## Start Items
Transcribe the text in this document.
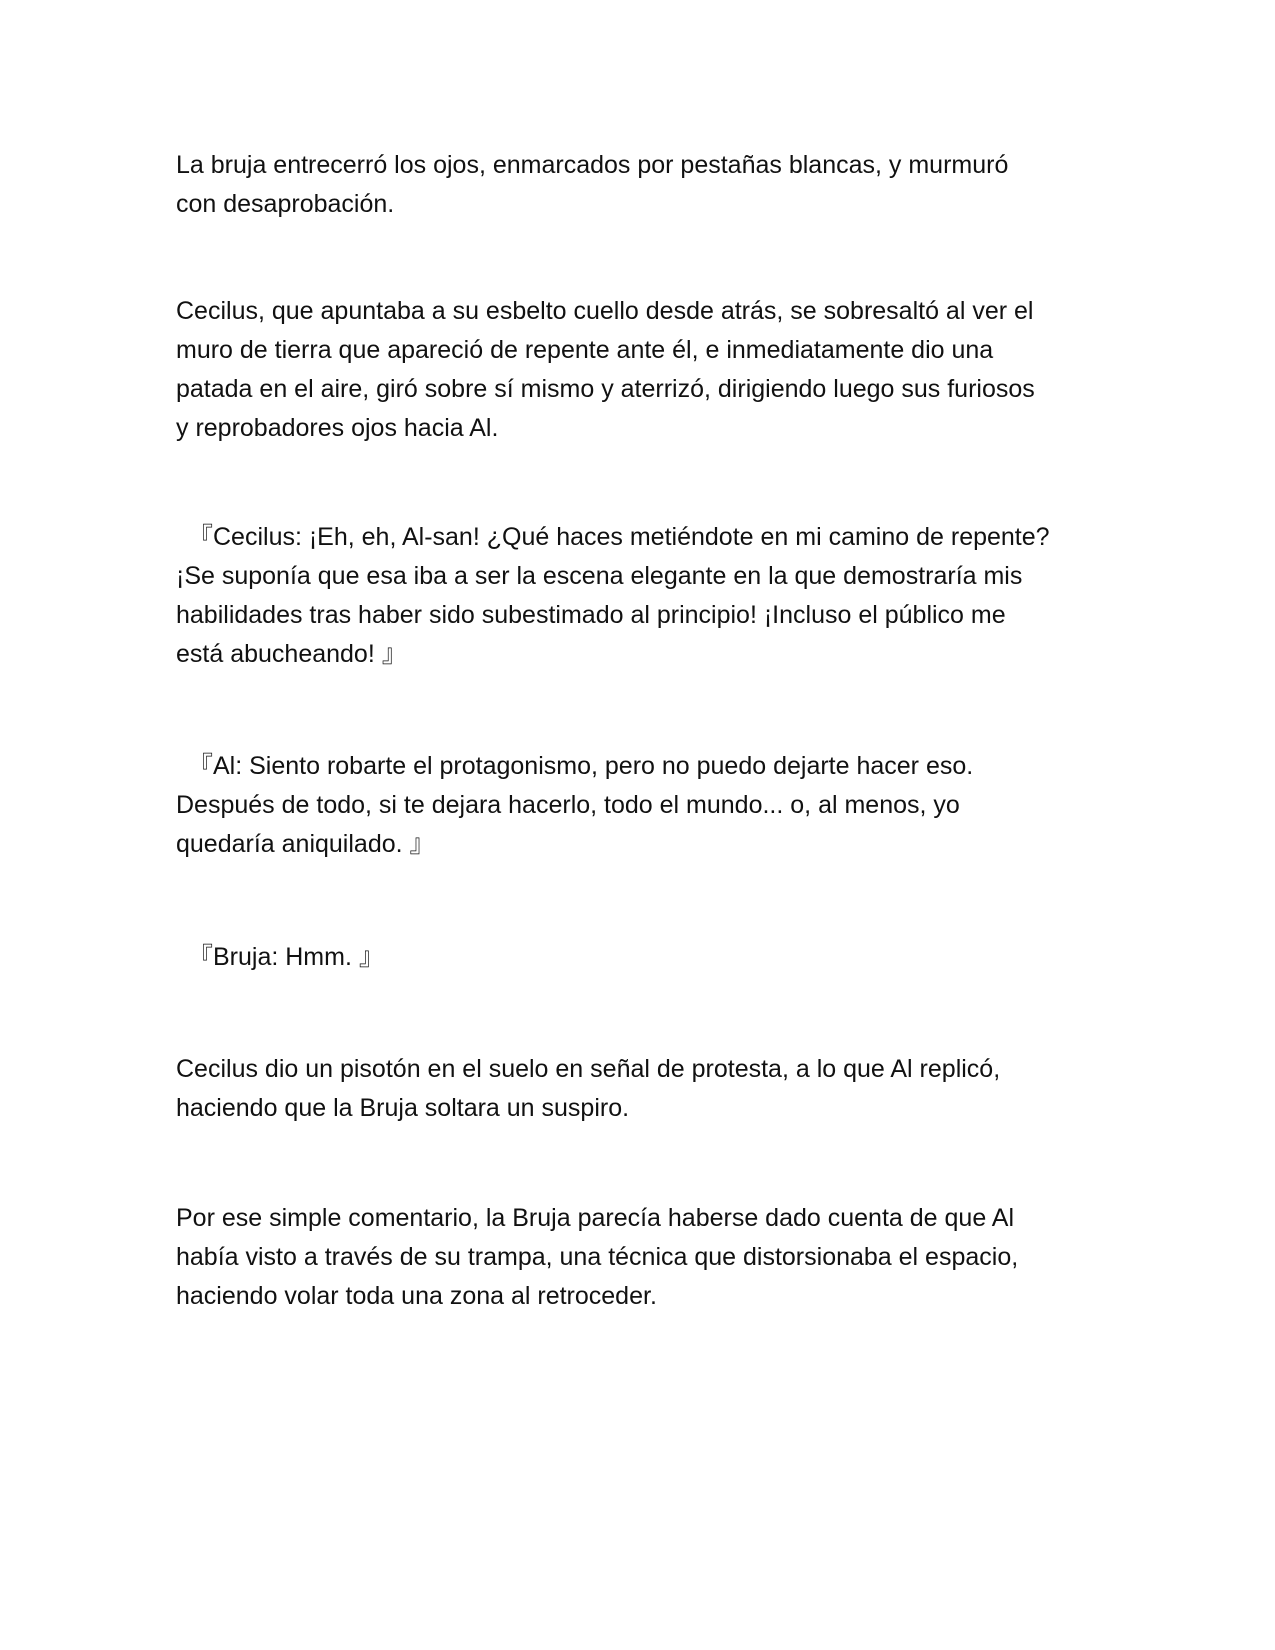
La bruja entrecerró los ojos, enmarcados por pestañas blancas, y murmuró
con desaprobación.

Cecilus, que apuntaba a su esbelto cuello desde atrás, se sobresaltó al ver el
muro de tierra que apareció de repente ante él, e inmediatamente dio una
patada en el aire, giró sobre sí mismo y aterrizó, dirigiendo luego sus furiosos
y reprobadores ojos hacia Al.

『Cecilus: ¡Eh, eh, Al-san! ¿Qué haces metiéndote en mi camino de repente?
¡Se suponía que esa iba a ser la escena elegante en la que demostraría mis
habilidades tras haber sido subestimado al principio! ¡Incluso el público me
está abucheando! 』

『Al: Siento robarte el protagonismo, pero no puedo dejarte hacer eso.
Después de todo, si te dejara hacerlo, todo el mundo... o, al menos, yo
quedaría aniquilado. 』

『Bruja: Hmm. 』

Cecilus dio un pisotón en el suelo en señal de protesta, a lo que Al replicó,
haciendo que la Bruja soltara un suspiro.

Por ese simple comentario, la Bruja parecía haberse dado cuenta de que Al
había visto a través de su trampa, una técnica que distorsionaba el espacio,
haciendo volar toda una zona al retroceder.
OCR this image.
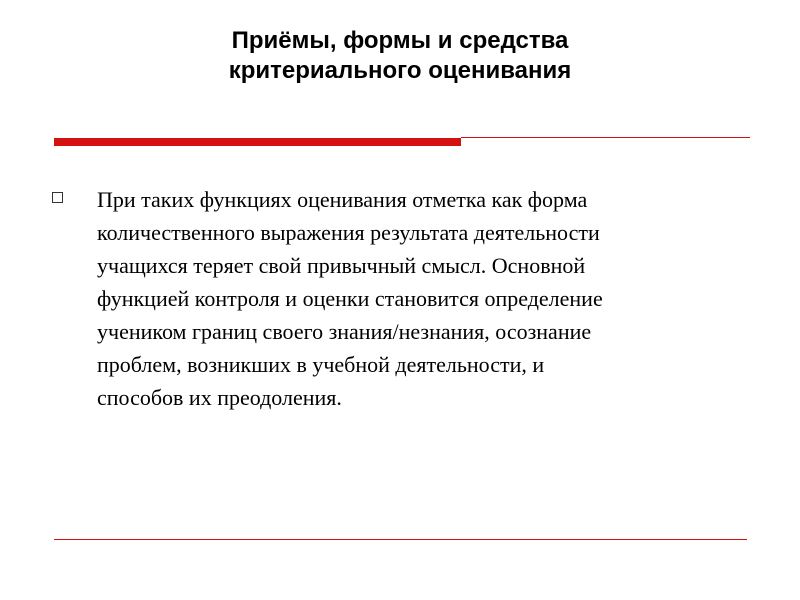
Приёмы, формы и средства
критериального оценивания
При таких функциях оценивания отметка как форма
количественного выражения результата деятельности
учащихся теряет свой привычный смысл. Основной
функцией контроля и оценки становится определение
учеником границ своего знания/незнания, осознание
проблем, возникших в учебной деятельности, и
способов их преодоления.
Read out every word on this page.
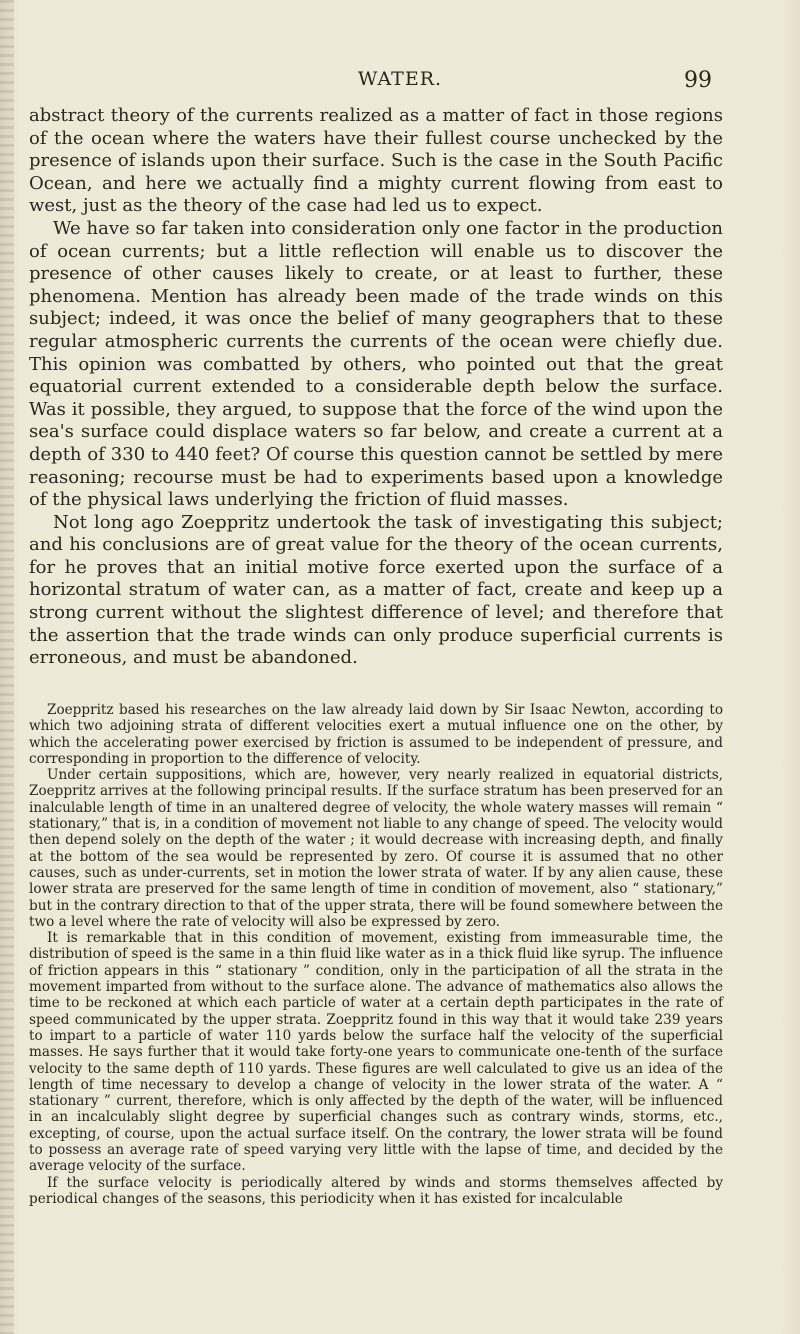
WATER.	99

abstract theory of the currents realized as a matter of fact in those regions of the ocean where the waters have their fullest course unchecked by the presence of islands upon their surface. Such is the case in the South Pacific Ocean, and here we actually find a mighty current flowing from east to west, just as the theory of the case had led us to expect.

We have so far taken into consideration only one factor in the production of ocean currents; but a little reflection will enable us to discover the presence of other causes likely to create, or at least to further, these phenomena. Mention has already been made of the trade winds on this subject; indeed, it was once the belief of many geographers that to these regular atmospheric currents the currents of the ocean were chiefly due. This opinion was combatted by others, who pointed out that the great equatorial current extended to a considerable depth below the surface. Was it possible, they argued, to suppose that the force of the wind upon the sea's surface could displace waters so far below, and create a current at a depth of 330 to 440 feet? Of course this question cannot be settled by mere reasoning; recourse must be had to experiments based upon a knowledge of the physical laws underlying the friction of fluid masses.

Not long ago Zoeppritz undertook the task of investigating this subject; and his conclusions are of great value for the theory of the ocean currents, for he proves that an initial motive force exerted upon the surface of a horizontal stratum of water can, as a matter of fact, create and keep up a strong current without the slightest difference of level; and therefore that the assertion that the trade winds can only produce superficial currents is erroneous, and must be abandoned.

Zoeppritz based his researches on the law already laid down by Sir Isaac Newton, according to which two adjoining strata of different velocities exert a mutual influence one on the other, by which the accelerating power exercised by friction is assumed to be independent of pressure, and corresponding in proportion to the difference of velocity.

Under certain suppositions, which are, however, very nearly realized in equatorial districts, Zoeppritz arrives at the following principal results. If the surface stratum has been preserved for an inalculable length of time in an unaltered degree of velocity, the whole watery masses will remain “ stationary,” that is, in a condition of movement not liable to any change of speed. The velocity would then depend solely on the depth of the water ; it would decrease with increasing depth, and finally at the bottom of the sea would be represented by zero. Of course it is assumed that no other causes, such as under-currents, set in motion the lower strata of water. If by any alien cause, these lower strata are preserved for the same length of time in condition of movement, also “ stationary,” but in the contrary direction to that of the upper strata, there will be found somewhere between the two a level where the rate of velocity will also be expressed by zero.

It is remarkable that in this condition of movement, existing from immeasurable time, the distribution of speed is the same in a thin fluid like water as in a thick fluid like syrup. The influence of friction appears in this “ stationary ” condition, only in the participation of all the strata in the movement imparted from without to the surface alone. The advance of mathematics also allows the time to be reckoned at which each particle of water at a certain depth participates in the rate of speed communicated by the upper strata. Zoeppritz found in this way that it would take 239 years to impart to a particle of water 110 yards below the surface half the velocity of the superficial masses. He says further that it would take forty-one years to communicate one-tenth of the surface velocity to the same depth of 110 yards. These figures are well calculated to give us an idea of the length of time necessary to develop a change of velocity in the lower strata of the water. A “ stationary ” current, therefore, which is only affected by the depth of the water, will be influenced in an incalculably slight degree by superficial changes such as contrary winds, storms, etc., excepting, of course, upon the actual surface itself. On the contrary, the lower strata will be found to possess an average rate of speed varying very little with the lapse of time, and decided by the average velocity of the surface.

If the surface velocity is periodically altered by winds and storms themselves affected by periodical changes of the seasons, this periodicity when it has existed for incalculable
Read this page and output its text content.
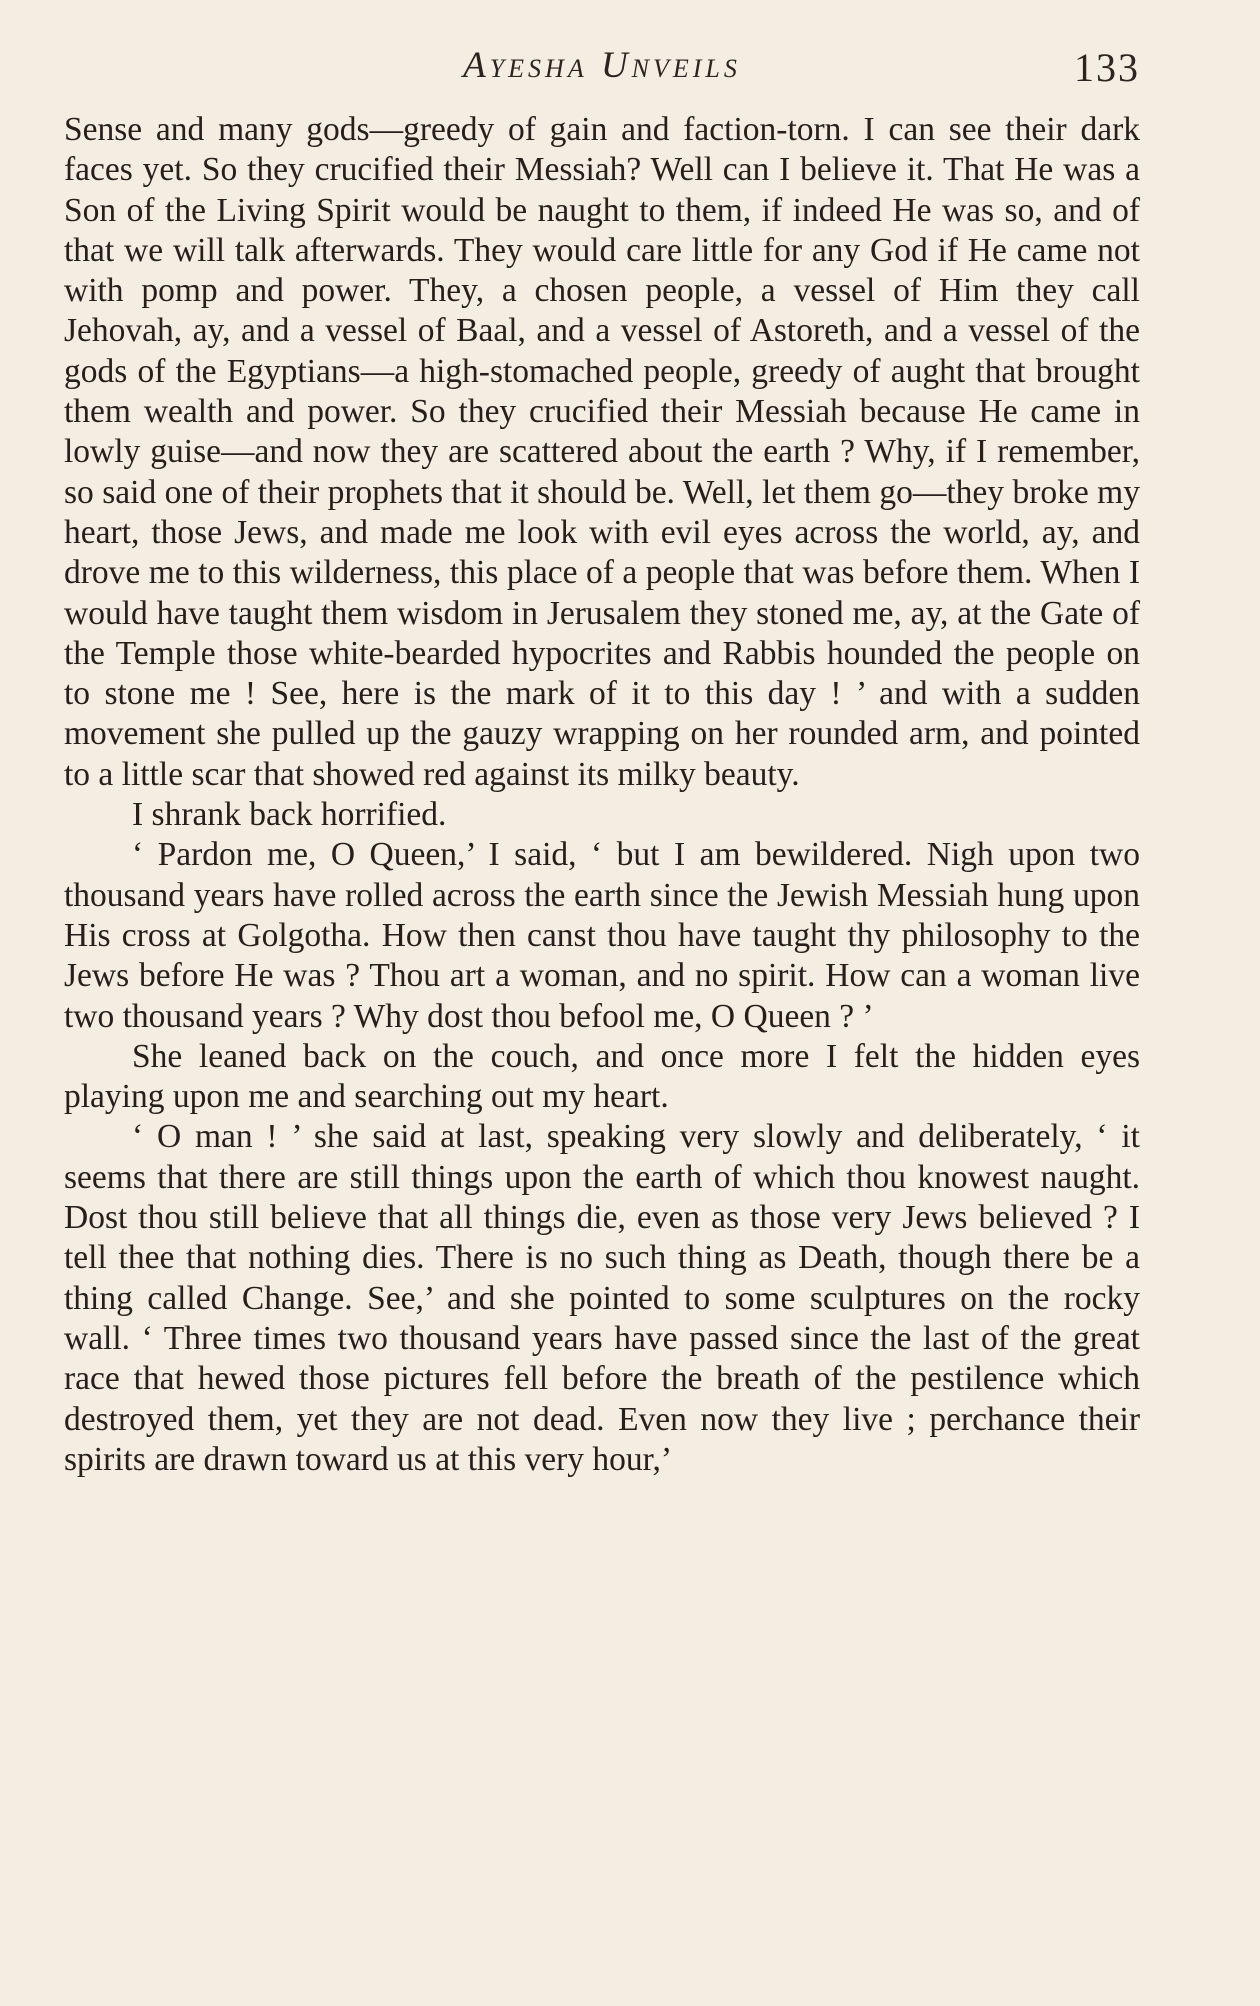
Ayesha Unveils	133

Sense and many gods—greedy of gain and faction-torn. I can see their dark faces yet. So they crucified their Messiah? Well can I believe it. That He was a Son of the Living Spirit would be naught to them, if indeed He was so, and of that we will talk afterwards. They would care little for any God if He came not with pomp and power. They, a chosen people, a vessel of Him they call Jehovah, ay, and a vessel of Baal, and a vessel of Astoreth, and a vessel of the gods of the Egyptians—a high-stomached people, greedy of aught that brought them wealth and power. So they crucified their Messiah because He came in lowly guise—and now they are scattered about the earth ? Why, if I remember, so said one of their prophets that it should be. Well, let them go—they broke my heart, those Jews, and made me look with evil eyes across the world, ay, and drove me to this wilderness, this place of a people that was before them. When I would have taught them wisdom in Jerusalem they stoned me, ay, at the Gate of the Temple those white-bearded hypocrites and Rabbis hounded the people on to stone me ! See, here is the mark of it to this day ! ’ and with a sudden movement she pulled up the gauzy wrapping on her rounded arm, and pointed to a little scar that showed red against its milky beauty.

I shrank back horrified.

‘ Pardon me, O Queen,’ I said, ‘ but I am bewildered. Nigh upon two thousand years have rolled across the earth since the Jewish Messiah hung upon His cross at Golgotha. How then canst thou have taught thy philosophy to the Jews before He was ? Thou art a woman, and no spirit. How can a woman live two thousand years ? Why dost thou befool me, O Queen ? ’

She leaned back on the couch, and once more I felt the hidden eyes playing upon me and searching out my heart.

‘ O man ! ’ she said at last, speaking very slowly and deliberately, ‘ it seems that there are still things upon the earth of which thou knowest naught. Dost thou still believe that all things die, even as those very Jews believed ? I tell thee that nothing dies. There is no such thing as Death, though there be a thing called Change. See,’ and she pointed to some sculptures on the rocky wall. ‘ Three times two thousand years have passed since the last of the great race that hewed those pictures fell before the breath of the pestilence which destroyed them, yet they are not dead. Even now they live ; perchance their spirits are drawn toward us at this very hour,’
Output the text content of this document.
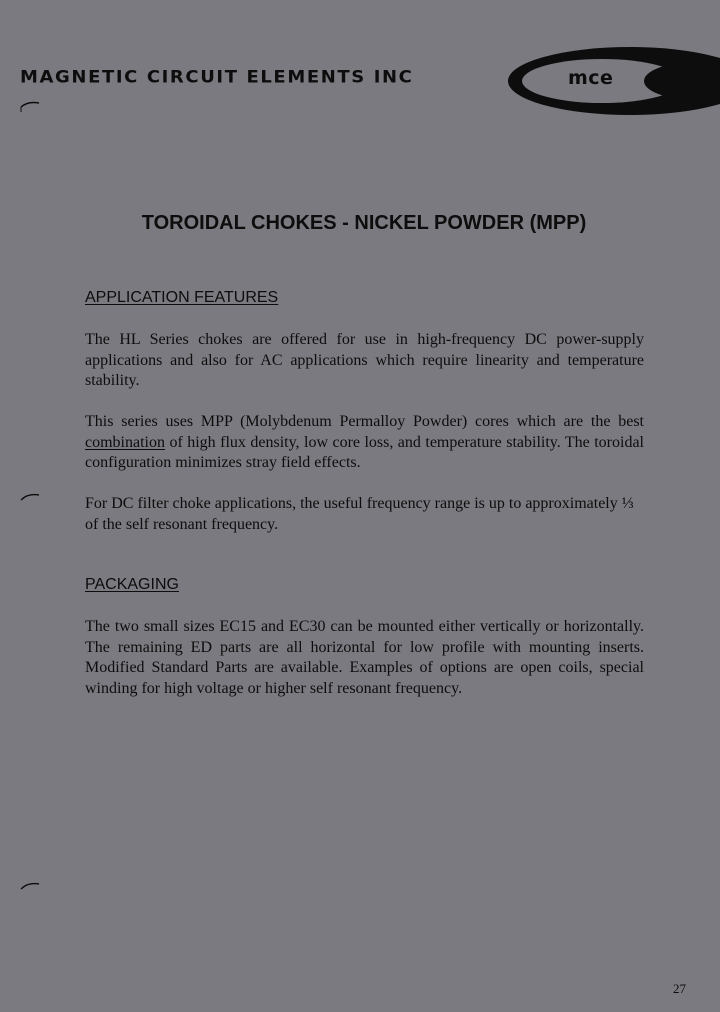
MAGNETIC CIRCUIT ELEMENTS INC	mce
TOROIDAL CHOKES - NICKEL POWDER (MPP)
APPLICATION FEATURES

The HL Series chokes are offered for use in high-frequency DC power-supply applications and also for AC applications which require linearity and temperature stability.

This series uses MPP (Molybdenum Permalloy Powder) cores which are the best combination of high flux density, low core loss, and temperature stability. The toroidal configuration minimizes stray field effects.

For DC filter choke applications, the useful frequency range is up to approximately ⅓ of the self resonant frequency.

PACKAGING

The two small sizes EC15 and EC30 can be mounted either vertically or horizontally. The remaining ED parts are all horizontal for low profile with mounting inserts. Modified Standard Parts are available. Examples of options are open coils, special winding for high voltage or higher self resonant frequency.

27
## End Items
## Directive
Return, from the data, each line that has the word "деятельности" in it.

## Written reply
количественного выражения результата деятельности
проблем, возникших в учебной деятельности, и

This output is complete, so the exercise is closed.